───── The data ─────
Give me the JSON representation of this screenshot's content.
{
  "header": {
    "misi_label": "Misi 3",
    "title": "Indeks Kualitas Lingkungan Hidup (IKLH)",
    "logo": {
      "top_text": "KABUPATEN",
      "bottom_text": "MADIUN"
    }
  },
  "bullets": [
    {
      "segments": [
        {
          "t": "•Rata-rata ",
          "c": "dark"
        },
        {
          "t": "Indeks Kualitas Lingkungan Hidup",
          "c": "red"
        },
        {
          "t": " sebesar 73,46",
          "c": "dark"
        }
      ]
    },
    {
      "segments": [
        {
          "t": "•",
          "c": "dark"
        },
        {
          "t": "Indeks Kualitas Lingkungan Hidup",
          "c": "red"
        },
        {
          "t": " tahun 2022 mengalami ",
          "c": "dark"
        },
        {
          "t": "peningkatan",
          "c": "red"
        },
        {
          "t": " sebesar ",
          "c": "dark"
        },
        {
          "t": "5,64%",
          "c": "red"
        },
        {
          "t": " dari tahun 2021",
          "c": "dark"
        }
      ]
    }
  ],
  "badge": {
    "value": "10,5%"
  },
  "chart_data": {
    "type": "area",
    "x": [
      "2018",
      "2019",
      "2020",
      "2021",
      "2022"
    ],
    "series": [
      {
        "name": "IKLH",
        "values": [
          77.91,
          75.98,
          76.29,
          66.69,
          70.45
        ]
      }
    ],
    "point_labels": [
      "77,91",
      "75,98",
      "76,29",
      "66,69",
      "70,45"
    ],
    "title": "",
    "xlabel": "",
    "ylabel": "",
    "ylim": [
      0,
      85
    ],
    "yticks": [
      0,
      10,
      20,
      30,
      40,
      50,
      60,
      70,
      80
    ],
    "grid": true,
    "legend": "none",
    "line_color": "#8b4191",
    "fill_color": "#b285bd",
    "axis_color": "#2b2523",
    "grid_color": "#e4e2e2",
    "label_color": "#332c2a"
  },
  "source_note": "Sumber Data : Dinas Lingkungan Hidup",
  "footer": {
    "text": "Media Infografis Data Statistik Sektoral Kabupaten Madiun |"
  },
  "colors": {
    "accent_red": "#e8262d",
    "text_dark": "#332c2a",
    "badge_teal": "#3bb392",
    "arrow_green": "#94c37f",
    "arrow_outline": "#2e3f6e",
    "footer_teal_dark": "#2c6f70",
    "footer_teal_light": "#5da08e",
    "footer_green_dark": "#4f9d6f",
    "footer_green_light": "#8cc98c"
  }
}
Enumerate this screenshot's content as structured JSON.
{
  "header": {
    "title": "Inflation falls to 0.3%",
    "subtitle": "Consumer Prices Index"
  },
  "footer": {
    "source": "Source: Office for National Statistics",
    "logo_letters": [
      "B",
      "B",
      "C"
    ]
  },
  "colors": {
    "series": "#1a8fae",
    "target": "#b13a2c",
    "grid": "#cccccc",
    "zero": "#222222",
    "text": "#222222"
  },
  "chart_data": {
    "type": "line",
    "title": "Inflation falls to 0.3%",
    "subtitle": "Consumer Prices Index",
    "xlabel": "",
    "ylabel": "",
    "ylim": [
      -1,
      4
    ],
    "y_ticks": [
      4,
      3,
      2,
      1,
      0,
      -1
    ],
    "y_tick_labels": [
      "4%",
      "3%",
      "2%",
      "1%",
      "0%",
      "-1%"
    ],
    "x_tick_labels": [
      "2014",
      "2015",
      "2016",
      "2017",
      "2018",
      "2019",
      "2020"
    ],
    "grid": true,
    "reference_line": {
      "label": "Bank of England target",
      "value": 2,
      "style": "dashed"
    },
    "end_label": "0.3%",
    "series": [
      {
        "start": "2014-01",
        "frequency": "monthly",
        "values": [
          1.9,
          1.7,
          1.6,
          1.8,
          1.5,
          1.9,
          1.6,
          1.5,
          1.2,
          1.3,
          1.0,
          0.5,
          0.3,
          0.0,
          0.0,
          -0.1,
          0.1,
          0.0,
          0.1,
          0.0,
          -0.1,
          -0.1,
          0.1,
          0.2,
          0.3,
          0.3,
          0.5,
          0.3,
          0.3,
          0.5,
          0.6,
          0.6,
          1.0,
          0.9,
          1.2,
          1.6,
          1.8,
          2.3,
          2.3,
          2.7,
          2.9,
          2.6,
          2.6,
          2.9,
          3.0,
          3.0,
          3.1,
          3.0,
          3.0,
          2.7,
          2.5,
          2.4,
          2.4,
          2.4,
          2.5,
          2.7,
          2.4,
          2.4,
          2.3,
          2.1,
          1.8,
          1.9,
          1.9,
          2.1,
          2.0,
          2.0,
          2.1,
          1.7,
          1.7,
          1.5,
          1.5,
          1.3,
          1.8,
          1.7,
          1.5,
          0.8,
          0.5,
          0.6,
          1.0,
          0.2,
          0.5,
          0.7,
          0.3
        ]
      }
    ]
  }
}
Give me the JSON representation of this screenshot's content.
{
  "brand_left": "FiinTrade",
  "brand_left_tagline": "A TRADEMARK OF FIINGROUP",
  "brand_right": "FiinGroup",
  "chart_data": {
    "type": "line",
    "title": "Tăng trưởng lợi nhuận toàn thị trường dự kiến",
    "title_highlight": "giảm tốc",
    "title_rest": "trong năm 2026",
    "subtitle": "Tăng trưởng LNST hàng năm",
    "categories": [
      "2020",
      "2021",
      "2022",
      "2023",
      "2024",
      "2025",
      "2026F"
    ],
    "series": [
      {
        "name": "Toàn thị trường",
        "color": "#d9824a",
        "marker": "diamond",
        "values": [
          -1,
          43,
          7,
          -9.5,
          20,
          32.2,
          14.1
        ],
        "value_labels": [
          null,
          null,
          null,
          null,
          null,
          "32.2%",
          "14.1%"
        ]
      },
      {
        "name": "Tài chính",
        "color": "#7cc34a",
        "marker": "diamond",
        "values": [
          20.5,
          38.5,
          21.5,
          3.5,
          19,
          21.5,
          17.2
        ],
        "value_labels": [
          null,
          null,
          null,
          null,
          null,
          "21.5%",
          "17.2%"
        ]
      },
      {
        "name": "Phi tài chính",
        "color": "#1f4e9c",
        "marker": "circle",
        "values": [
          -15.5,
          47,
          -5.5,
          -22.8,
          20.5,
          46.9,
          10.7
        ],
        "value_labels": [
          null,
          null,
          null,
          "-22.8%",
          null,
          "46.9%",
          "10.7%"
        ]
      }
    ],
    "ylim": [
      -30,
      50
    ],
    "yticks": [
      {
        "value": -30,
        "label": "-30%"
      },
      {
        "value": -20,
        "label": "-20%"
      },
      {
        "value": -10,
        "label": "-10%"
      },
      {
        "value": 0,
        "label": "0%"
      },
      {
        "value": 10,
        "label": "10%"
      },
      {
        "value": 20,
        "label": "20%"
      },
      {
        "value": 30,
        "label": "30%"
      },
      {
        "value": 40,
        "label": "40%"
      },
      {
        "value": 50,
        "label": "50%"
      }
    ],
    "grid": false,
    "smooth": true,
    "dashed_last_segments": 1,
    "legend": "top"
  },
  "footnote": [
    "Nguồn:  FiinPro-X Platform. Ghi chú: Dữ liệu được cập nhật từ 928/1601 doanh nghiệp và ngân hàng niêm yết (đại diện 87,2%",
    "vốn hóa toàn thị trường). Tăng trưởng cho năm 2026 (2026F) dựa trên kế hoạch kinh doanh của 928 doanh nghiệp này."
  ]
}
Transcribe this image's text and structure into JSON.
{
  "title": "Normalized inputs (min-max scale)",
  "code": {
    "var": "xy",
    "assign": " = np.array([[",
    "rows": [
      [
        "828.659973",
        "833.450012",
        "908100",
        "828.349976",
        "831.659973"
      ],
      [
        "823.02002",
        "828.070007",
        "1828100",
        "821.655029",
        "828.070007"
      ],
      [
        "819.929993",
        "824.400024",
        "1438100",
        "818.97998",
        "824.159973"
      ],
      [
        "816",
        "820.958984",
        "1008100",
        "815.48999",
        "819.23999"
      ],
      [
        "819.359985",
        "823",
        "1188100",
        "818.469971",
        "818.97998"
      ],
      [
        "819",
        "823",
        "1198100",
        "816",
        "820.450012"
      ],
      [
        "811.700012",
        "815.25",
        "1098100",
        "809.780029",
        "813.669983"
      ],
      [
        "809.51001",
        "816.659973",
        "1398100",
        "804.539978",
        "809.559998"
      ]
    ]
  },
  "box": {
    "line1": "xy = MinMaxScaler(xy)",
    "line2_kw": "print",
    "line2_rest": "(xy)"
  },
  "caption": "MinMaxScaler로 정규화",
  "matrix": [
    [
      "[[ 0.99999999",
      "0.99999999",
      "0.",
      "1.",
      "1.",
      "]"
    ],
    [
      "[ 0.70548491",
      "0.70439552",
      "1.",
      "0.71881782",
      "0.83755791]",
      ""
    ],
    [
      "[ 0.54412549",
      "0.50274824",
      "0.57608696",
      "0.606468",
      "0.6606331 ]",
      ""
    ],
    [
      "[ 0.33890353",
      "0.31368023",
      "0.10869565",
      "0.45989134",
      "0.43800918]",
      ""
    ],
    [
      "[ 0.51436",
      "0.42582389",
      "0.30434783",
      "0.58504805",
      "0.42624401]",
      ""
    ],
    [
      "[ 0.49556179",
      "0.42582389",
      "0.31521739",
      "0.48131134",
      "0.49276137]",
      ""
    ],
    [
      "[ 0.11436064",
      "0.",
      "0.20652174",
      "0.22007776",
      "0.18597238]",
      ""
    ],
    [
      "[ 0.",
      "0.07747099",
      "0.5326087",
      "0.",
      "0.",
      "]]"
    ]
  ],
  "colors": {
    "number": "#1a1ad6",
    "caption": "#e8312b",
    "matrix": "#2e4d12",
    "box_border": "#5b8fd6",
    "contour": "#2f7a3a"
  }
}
─────
# [Do this]
Among the lines of the data above, determine how many contain the word "caption". Report the number alone.

# [Solution]
2